Directions:
The data below needs to be returned exactly, line for line.
★ ★ ★ ★
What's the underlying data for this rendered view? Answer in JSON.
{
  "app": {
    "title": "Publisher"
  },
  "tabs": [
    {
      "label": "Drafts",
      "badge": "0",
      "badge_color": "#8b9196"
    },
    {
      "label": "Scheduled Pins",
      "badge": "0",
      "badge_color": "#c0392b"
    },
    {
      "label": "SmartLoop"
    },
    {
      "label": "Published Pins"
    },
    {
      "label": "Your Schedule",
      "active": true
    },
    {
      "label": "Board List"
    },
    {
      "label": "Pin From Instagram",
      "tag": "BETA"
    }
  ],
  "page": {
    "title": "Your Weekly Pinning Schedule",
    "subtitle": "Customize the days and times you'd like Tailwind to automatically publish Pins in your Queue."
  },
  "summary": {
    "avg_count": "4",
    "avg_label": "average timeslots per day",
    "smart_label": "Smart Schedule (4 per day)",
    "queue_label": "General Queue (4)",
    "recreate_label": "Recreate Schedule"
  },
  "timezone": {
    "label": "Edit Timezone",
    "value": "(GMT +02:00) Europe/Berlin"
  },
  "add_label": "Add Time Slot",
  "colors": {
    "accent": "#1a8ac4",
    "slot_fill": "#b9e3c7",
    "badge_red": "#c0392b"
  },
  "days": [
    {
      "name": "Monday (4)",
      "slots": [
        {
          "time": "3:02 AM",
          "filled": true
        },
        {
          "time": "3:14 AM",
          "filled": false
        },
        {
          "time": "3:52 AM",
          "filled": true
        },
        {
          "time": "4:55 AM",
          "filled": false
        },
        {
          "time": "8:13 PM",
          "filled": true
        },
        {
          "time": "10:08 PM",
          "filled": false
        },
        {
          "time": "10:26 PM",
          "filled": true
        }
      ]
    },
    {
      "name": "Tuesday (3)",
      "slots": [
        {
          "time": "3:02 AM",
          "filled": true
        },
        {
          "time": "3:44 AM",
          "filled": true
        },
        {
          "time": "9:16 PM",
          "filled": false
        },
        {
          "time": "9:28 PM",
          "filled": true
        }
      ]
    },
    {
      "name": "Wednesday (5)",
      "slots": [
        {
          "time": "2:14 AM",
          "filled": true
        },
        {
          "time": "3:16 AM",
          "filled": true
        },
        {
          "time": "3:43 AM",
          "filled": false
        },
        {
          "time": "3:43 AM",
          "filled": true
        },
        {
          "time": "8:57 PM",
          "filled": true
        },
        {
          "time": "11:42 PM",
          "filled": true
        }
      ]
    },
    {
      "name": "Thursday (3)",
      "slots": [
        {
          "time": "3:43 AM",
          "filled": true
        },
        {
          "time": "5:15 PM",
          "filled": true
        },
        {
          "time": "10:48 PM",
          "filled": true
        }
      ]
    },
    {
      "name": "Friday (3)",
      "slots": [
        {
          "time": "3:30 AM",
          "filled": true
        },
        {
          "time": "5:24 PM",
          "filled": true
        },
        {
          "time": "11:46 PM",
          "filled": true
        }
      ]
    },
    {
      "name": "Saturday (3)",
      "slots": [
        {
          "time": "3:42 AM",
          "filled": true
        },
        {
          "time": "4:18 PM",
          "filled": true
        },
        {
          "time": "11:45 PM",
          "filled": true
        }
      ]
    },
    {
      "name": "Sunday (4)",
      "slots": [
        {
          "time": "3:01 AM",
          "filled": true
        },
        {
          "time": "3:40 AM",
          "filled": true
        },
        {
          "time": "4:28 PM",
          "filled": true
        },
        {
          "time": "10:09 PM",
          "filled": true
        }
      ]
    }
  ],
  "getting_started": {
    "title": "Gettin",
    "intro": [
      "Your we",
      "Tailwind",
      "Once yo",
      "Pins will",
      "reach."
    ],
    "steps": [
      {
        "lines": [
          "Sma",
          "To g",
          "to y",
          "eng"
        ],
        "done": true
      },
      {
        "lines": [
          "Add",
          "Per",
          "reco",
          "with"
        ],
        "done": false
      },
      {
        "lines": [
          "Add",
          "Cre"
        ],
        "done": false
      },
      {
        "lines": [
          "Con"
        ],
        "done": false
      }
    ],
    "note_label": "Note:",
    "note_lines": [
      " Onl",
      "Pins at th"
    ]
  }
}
★ ★ ★ ★
Response:
What's the underlying data for this rendered view? Answer in JSON.
{
  "app": {
    "title": "Publisher"
  },
  "tabs": [
    {
      "label": "Drafts",
      "badge": "0",
      "badge_color": "#8b9196"
    },
    {
      "label": "Scheduled Pins",
      "badge": "0",
      "badge_color": "#c0392b"
    },
    {
      "label": "SmartLoop"
    },
    {
      "label": "Published Pins"
    },
    {
      "label": "Your Schedule",
      "active": true
    },
    {
      "label": "Board List"
    },
    {
      "label": "Pin From Instagram",
      "tag": "BETA"
    }
  ],
  "page": {
    "title": "Your Weekly Pinning Schedule",
    "subtitle": "Customize the days and times you'd like Tailwind to automatically publish Pins in your Queue."
  },
  "summary": {
    "avg_count": "4",
    "avg_label": "average timeslots per day",
    "smart_label": "Smart Schedule (4 per day)",
    "queue_label": "General Queue (4)",
    "recreate_label": "Recreate Schedule"
  },
  "timezone": {
    "label": "Edit Timezone",
    "value": "(GMT +02:00) Europe/Berlin"
  },
  "add_label": "Add Time Slot",
  "colors": {
    "accent": "#1a8ac4",
    "slot_fill": "#b9e3c7",
    "badge_red": "#c0392b"
  },
  "days": [
    {
      "name": "Monday (4)",
      "slots": [
        {
          "time": "3:02 AM",
          "filled": true
        },
        {
          "time": "3:14 AM",
          "filled": false
        },
        {
          "time": "3:52 AM",
          "filled": true
        },
        {
          "time": "4:55 AM",
          "filled": false
        },
        {
          "time": "8:13 PM",
          "filled": true
        },
        {
          "time": "10:08 PM",
          "filled": false
        },
        {
          "time": "10:26 PM",
          "filled": true
        }
      ]
    },
    {
      "name": "Tuesday (3)",
      "slots": [
        {
          "time": "3:02 AM",
          "filled": true
        },
        {
          "time": "3:44 AM",
          "filled": true
        },
        {
          "time": "9:16 PM",
          "filled": false
        },
        {
          "time": "9:28 PM",
          "filled": true
        }
      ]
    },
    {
      "name": "Wednesday (5)",
      "slots": [
        {
          "time": "2:14 AM",
          "filled": true
        },
        {
          "time": "3:16 AM",
          "filled": true
        },
        {
          "time": "3:43 AM",
          "filled": false
        },
        {
          "time": "3:43 AM",
          "filled": true
        },
        {
          "time": "8:57 PM",
          "filled": true
        },
        {
          "time": "11:42 PM",
          "filled": true
        }
      ]
    },
    {
      "name": "Thursday (3)",
      "slots": [
        {
          "time": "3:43 AM",
          "filled": true
        },
        {
          "time": "5:15 PM",
          "filled": true
        },
        {
          "time": "10:48 PM",
          "filled": true
        }
      ]
    },
    {
      "name": "Friday (3)",
      "slots": [
        {
          "time": "3:30 AM",
          "filled": true
        },
        {
          "time": "5:24 PM",
          "filled": true
        },
        {
          "time": "11:46 PM",
          "filled": true
        }
      ]
    },
    {
      "name": "Saturday (3)",
      "slots": [
        {
          "time": "3:42 AM",
          "filled": true
        },
        {
          "time": "4:18 PM",
          "filled": true
        },
        {
          "time": "11:45 PM",
          "filled": true
        }
      ]
    },
    {
      "name": "Sunday (4)",
      "slots": [
        {
          "time": "3:01 AM",
          "filled": true
        },
        {
          "time": "3:40 AM",
          "filled": true
        },
        {
          "time": "4:28 PM",
          "filled": true
        },
        {
          "time": "10:09 PM",
          "filled": true
        }
      ]
    }
  ],
  "getting_started": {
    "title": "Gettin",
    "intro": [
      "Your we",
      "Tailwind",
      "Once yo",
      "Pins will",
      "reach."
    ],
    "steps": [
      {
        "lines": [
          "Sma",
          "To g",
          "to y",
          "eng"
        ],
        "done": true
      },
      {
        "lines": [
          "Add",
          "Per",
          "reco",
          "with"
        ],
        "done": false
      },
      {
        "lines": [
          "Add",
          "Cre"
        ],
        "done": false
      },
      {
        "lines": [
          "Con"
        ],
        "done": false
      }
    ],
    "note_label": "Note:",
    "note_lines": [
      " Onl",
      "Pins at th"
    ]
  }
}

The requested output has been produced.